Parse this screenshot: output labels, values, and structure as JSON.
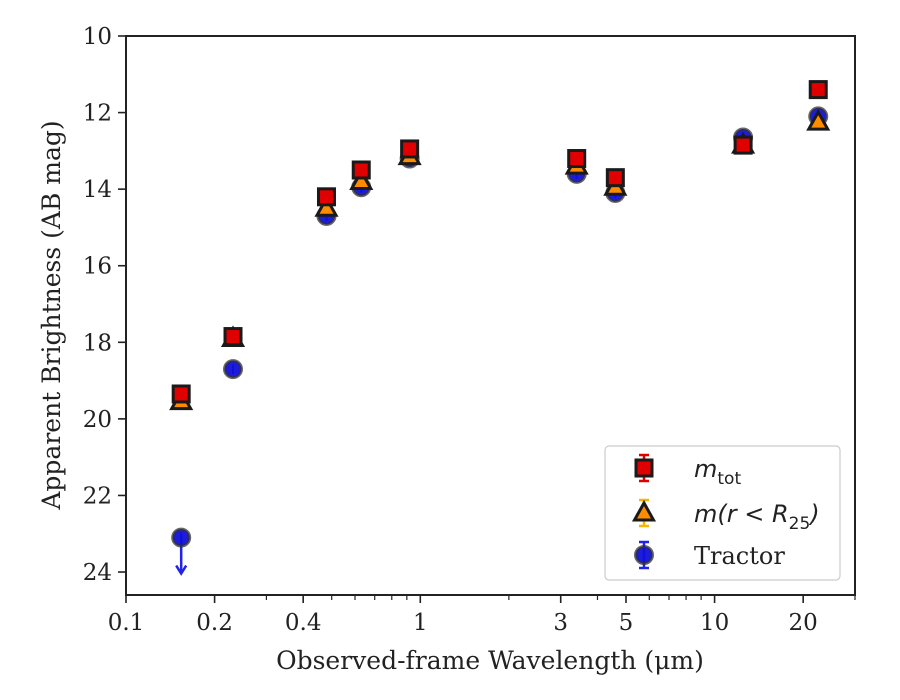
{
  "chart_data": {
    "type": "scatter",
    "xlabel": "Observed-frame Wavelength (μm)",
    "ylabel": "Apparent Brightness (AB mag)",
    "x_scale": "log",
    "xlim": [
      0.1,
      30
    ],
    "ylim": [
      24.6,
      10
    ],
    "y_inverted": true,
    "grid": false,
    "legend_position": "lower-right",
    "x_ticks": [
      {
        "value": 0.1,
        "label": "0.1"
      },
      {
        "value": 0.2,
        "label": "0.2"
      },
      {
        "value": 0.4,
        "label": "0.4"
      },
      {
        "value": 1,
        "label": "1"
      },
      {
        "value": 3,
        "label": "3"
      },
      {
        "value": 5,
        "label": "5"
      },
      {
        "value": 10,
        "label": "10"
      },
      {
        "value": 20,
        "label": "20"
      }
    ],
    "x_minor_ticks": [
      0.3,
      0.5,
      0.6,
      0.7,
      0.8,
      0.9,
      2,
      4,
      6,
      7,
      8,
      9,
      30
    ],
    "y_ticks": [
      {
        "value": 10,
        "label": "10"
      },
      {
        "value": 12,
        "label": "12"
      },
      {
        "value": 14,
        "label": "14"
      },
      {
        "value": 16,
        "label": "16"
      },
      {
        "value": 18,
        "label": "18"
      },
      {
        "value": 20,
        "label": "20"
      },
      {
        "value": 22,
        "label": "22"
      },
      {
        "value": 24,
        "label": "24"
      }
    ],
    "series": [
      {
        "name": "m_tot",
        "legend_label": {
          "base": "m",
          "sub": "tot"
        },
        "marker": "square",
        "color": "#e00000",
        "edge_color": "#1a1a1a",
        "errbar_color": "#e00000",
        "points": [
          {
            "x": 0.154,
            "y": 19.35
          },
          {
            "x": 0.231,
            "y": 17.85
          },
          {
            "x": 0.48,
            "y": 14.2
          },
          {
            "x": 0.63,
            "y": 13.5
          },
          {
            "x": 0.92,
            "y": 12.95
          },
          {
            "x": 3.4,
            "y": 13.2
          },
          {
            "x": 4.6,
            "y": 13.7
          },
          {
            "x": 12.5,
            "y": 12.85
          },
          {
            "x": 22.5,
            "y": 11.4
          }
        ]
      },
      {
        "name": "m(r < R_25)",
        "legend_label": {
          "base": "m(r < R",
          "sub": "25",
          "tail": ")"
        },
        "marker": "triangle",
        "color": "#ff8c00",
        "edge_color": "#1a1a1a",
        "errbar_color": "#f5b800",
        "points": [
          {
            "x": 0.154,
            "y": 19.55
          },
          {
            "x": 0.231,
            "y": 17.9
          },
          {
            "x": 0.48,
            "y": 14.5
          },
          {
            "x": 0.63,
            "y": 13.8
          },
          {
            "x": 0.92,
            "y": 13.15
          },
          {
            "x": 3.4,
            "y": 13.4
          },
          {
            "x": 4.6,
            "y": 13.95
          },
          {
            "x": 12.5,
            "y": 12.85
          },
          {
            "x": 22.5,
            "y": 12.25
          }
        ]
      },
      {
        "name": "Tractor",
        "legend_label": {
          "base": "Tractor"
        },
        "marker": "circle",
        "color": "#1010d8",
        "edge_color": "#333333",
        "errbar_color": "#2222ee",
        "points": [
          {
            "x": 0.154,
            "y": 23.1,
            "upper_limit": true
          },
          {
            "x": 0.231,
            "y": 18.7
          },
          {
            "x": 0.48,
            "y": 14.7
          },
          {
            "x": 0.63,
            "y": 13.95
          },
          {
            "x": 0.92,
            "y": 13.2
          },
          {
            "x": 3.4,
            "y": 13.6
          },
          {
            "x": 4.6,
            "y": 14.1
          },
          {
            "x": 12.5,
            "y": 12.65
          },
          {
            "x": 22.5,
            "y": 12.1
          }
        ]
      }
    ]
  }
}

========

#### Problem requirements
Using the material above, retype each entry exactly and omit the pictures.

#### Solution to the problem
Parse this screenshot: output labels, values, and structure as JSON.
{
  "chart_data": {
    "type": "scatter",
    "xlabel": "Observed-frame Wavelength (μm)",
    "ylabel": "Apparent Brightness (AB mag)",
    "x_scale": "log",
    "xlim": [
      0.1,
      30
    ],
    "ylim": [
      24.6,
      10
    ],
    "y_inverted": true,
    "grid": false,
    "legend_position": "lower-right",
    "x_ticks": [
      {
        "value": 0.1,
        "label": "0.1"
      },
      {
        "value": 0.2,
        "label": "0.2"
      },
      {
        "value": 0.4,
        "label": "0.4"
      },
      {
        "value": 1,
        "label": "1"
      },
      {
        "value": 3,
        "label": "3"
      },
      {
        "value": 5,
        "label": "5"
      },
      {
        "value": 10,
        "label": "10"
      },
      {
        "value": 20,
        "label": "20"
      }
    ],
    "x_minor_ticks": [
      0.3,
      0.5,
      0.6,
      0.7,
      0.8,
      0.9,
      2,
      4,
      6,
      7,
      8,
      9,
      30
    ],
    "y_ticks": [
      {
        "value": 10,
        "label": "10"
      },
      {
        "value": 12,
        "label": "12"
      },
      {
        "value": 14,
        "label": "14"
      },
      {
        "value": 16,
        "label": "16"
      },
      {
        "value": 18,
        "label": "18"
      },
      {
        "value": 20,
        "label": "20"
      },
      {
        "value": 22,
        "label": "22"
      },
      {
        "value": 24,
        "label": "24"
      }
    ],
    "series": [
      {
        "name": "m_tot",
        "legend_label": {
          "base": "m",
          "sub": "tot"
        },
        "marker": "square",
        "color": "#e00000",
        "edge_color": "#1a1a1a",
        "errbar_color": "#e00000",
        "points": [
          {
            "x": 0.154,
            "y": 19.35
          },
          {
            "x": 0.231,
            "y": 17.85
          },
          {
            "x": 0.48,
            "y": 14.2
          },
          {
            "x": 0.63,
            "y": 13.5
          },
          {
            "x": 0.92,
            "y": 12.95
          },
          {
            "x": 3.4,
            "y": 13.2
          },
          {
            "x": 4.6,
            "y": 13.7
          },
          {
            "x": 12.5,
            "y": 12.85
          },
          {
            "x": 22.5,
            "y": 11.4
          }
        ]
      },
      {
        "name": "m(r < R_25)",
        "legend_label": {
          "base": "m(r < R",
          "sub": "25",
          "tail": ")"
        },
        "marker": "triangle",
        "color": "#ff8c00",
        "edge_color": "#1a1a1a",
        "errbar_color": "#f5b800",
        "points": [
          {
            "x": 0.154,
            "y": 19.55
          },
          {
            "x": 0.231,
            "y": 17.9
          },
          {
            "x": 0.48,
            "y": 14.5
          },
          {
            "x": 0.63,
            "y": 13.8
          },
          {
            "x": 0.92,
            "y": 13.15
          },
          {
            "x": 3.4,
            "y": 13.4
          },
          {
            "x": 4.6,
            "y": 13.95
          },
          {
            "x": 12.5,
            "y": 12.85
          },
          {
            "x": 22.5,
            "y": 12.25
          }
        ]
      },
      {
        "name": "Tractor",
        "legend_label": {
          "base": "Tractor"
        },
        "marker": "circle",
        "color": "#1010d8",
        "edge_color": "#333333",
        "errbar_color": "#2222ee",
        "points": [
          {
            "x": 0.154,
            "y": 23.1,
            "upper_limit": true
          },
          {
            "x": 0.231,
            "y": 18.7
          },
          {
            "x": 0.48,
            "y": 14.7
          },
          {
            "x": 0.63,
            "y": 13.95
          },
          {
            "x": 0.92,
            "y": 13.2
          },
          {
            "x": 3.4,
            "y": 13.6
          },
          {
            "x": 4.6,
            "y": 14.1
          },
          {
            "x": 12.5,
            "y": 12.65
          },
          {
            "x": 22.5,
            "y": 12.1
          }
        ]
      }
    ]
  }
}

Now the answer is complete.